> [Given request]:
Return the listing below unchanged, minus its pictures.

Stored records

--- Begin ---

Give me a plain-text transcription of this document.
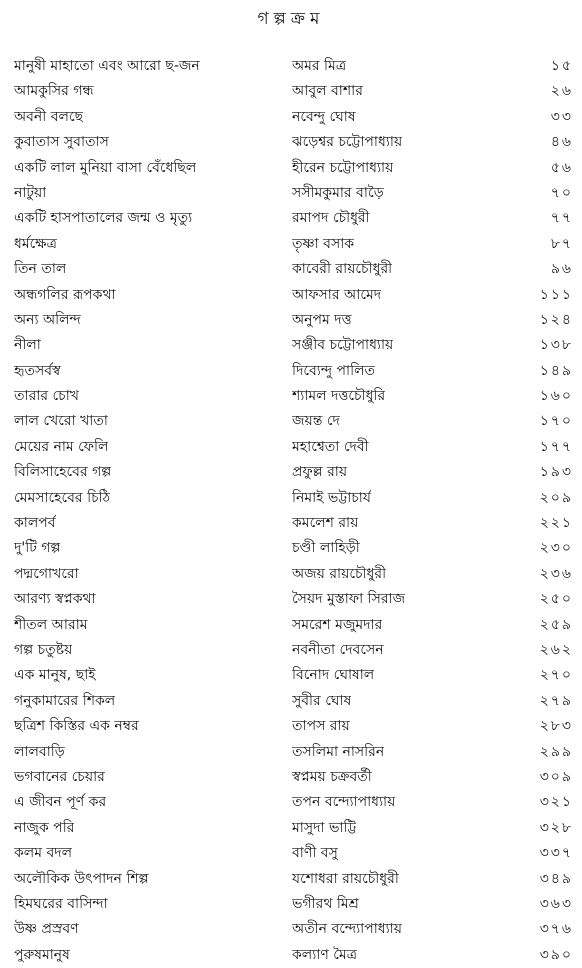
গল্পক্রম
মানুষী মাহাতো এবং আরো ছ-জন	অমর মিত্র	১৫
আমকুসির গন্ধ	আবুল বাশার	২৬
অবনী বলছে	নবেন্দু ঘোষ	৩৩
কুবাতাস সুবাতাস	ঝড়েশ্বর চট্টোপাধ্যায়	৪৬
একটি লাল মুনিয়া বাসা বেঁধেছিল	হীরেন চট্টোপাধ্যায়	৫৬
নাটুয়া	সসীমকুমার বাড়ৈ	৭০
একটি হাসপাতালের জন্ম ও মৃত্যু	রমাপদ চৌধুরী	৭৭
ধর্মক্ষেত্র	তৃষ্ণা বসাক	৮৭
তিন তাল	কাবেরী রায়চৌধুরী	৯৬
অন্ধগলির রূপকথা	আফসার আমেদ	১১১
অন্য অলিন্দ	অনুপম দত্ত	১২৪
নীলা	সঞ্জীব চট্টোপাধ্যায়	১৩৮
হৃতসর্বস্ব	দিব্যেন্দু পালিত	১৪৯
তারার চোখ	শ্যামল দত্তচৌধুরি	১৬০
লাল খেরো খাতা	জয়ন্ত দে	১৭০
মেয়ের নাম ফেলি	মহাশ্বেতা দেবী	১৭৭
বিলিসাহেবের গল্প	প্রফুল্ল রায়	১৯৩
মেমসাহেবের চিঠি	নিমাই ভট্টাচার্য	২০৯
কালপর্ব	কমলেশ রায়	২২১
দু'টি গল্প	চণ্ডী লাহিড়ী	২৩০
পদ্মগোখরো	অজয় রায়চৌধুরী	২৩৬
আরণ্য স্বপ্নকথা	সৈয়দ মুস্তাফা সিরাজ	২৫০
শীতল আরাম	সমরেশ মজুমদার	২৫৯
গল্প চতুষ্টয়	নবনীতা দেবসেন	২৬২
এক মানুষ, ছাই	বিনোদ ঘোষাল	২৭০
গনুকামারের শিকল	সুবীর ঘোষ	২৭৯
ছত্রিশ কিস্তির এক নম্বর	তাপস রায়	২৮৩
লালবাড়ি	তসলিমা নাসরিন	২৯৯
ভগবানের চেয়ার	স্বপ্নময় চক্রবর্তী	৩০৯
এ জীবন পূর্ণ কর	তপন বন্দ্যোপাধ্যায়	৩২১
নাজুক পরি	মাসুদা ভাট্টি	৩২৮
কলম বদল	বাণী বসু	৩৩৭
অলৌকিক উৎপাদন শিল্প	যশোধরা রায়চৌধুরী	৩৪৯
হিমঘরের বাসিন্দা	ভগীরথ মিশ্র	৩৬৩
উষ্ণ প্রস্রবণ	অতীন বন্দ্যোপাধ্যায়	৩৭৬
পুরুষমানুষ	কল্যাণ মৈত্র	৩৯০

--- End ---

> [Response for this exercise]:
Give me a plain-text transcription of this document.
গল্পক্রম
মানুষী মাহাতো এবং আরো ছ-জন	অমর মিত্র	১৫
আমকুসির গন্ধ	আবুল বাশার	২৬
অবনী বলছে	নবেন্দু ঘোষ	৩৩
কুবাতাস সুবাতাস	ঝড়েশ্বর চট্টোপাধ্যায়	৪৬
একটি লাল মুনিয়া বাসা বেঁধেছিল	হীরেন চট্টোপাধ্যায়	৫৬
নাটুয়া	সসীমকুমার বাড়ৈ	৭০
একটি হাসপাতালের জন্ম ও মৃত্যু	রমাপদ চৌধুরী	৭৭
ধর্মক্ষেত্র	তৃষ্ণা বসাক	৮৭
তিন তাল	কাবেরী রায়চৌধুরী	৯৬
অন্ধগলির রূপকথা	আফসার আমেদ	১১১
অন্য অলিন্দ	অনুপম দত্ত	১২৪
নীলা	সঞ্জীব চট্টোপাধ্যায়	১৩৮
হৃতসর্বস্ব	দিব্যেন্দু পালিত	১৪৯
তারার চোখ	শ্যামল দত্তচৌধুরি	১৬০
লাল খেরো খাতা	জয়ন্ত দে	১৭০
মেয়ের নাম ফেলি	মহাশ্বেতা দেবী	১৭৭
বিলিসাহেবের গল্প	প্রফুল্ল রায়	১৯৩
মেমসাহেবের চিঠি	নিমাই ভট্টাচার্য	২০৯
কালপর্ব	কমলেশ রায়	২২১
দু'টি গল্প	চণ্ডী লাহিড়ী	২৩০
পদ্মগোখরো	অজয় রায়চৌধুরী	২৩৬
আরণ্য স্বপ্নকথা	সৈয়দ মুস্তাফা সিরাজ	২৫০
শীতল আরাম	সমরেশ মজুমদার	২৫৯
গল্প চতুষ্টয়	নবনীতা দেবসেন	২৬২
এক মানুষ, ছাই	বিনোদ ঘোষাল	২৭০
গনুকামারের শিকল	সুবীর ঘোষ	২৭৯
ছত্রিশ কিস্তির এক নম্বর	তাপস রায়	২৮৩
লালবাড়ি	তসলিমা নাসরিন	২৯৯
ভগবানের চেয়ার	স্বপ্নময় চক্রবর্তী	৩০৯
এ জীবন পূর্ণ কর	তপন বন্দ্যোপাধ্যায়	৩২১
নাজুক পরি	মাসুদা ভাট্টি	৩২৮
কলম বদল	বাণী বসু	৩৩৭
অলৌকিক উৎপাদন শিল্প	যশোধরা রায়চৌধুরী	৩৪৯
হিমঘরের বাসিন্দা	ভগীরথ মিশ্র	৩৬৩
উষ্ণ প্রস্রবণ	অতীন বন্দ্যোপাধ্যায়	৩৭৬
পুরুষমানুষ	কল্যাণ মৈত্র	৩৯০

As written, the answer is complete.